#### [SHORT PROBLEM]
Write out the records beneath this line exactly as they appear, minus any images.

(Figure record extracts)

'''

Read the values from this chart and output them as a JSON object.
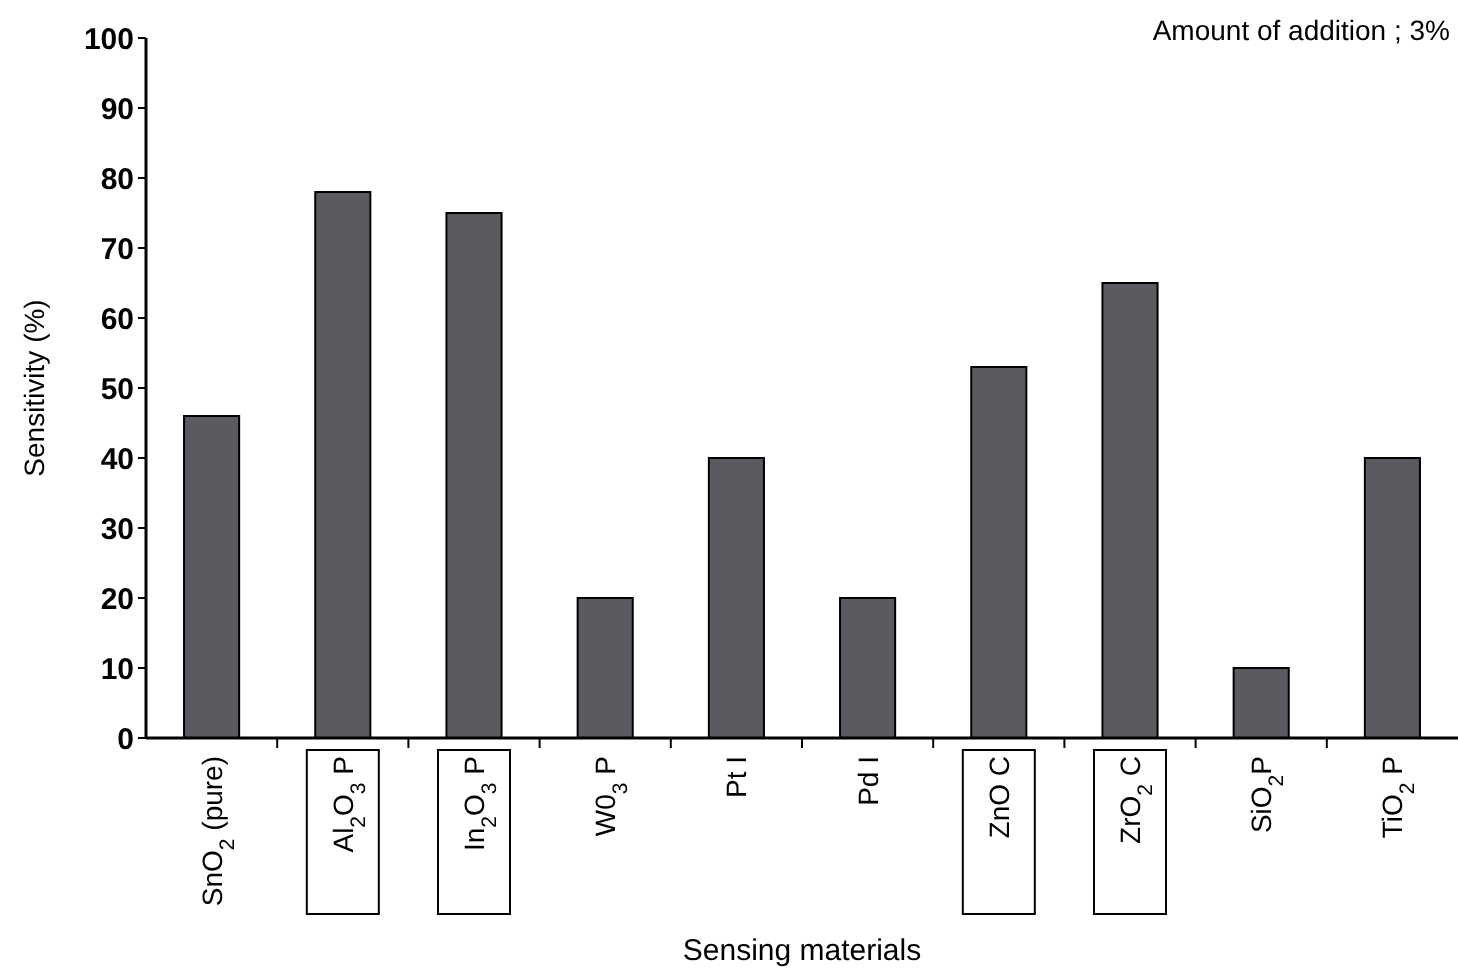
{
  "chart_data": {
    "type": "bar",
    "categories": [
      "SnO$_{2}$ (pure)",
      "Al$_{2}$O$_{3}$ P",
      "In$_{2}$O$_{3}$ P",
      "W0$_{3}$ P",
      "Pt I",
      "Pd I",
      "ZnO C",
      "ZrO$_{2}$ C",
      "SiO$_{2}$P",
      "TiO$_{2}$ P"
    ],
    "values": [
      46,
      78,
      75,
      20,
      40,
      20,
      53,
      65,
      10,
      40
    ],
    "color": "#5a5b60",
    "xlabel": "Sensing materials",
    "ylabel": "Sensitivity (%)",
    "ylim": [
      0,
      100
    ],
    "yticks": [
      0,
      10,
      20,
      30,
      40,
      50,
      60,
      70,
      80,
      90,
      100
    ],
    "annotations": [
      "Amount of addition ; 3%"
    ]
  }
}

'''

#### [SOLUTION FOR THIS TASK]
Read the values from this chart and output them as a JSON object.
{
  "chart_data": {
    "type": "bar",
    "categories": [
      "SnO$_{2}$ (pure)",
      "Al$_{2}$O$_{3}$ P",
      "In$_{2}$O$_{3}$ P",
      "W0$_{3}$ P",
      "Pt I",
      "Pd I",
      "ZnO C",
      "ZrO$_{2}$ C",
      "SiO$_{2}$P",
      "TiO$_{2}$ P"
    ],
    "values": [
      46,
      78,
      75,
      20,
      40,
      20,
      53,
      65,
      10,
      40
    ],
    "color": "#5a5b60",
    "xlabel": "Sensing materials",
    "ylabel": "Sensitivity (%)",
    "ylim": [
      0,
      100
    ],
    "yticks": [
      0,
      10,
      20,
      30,
      40,
      50,
      60,
      70,
      80,
      90,
      100
    ],
    "annotations": [
      "Amount of addition ; 3%"
    ]
  }
}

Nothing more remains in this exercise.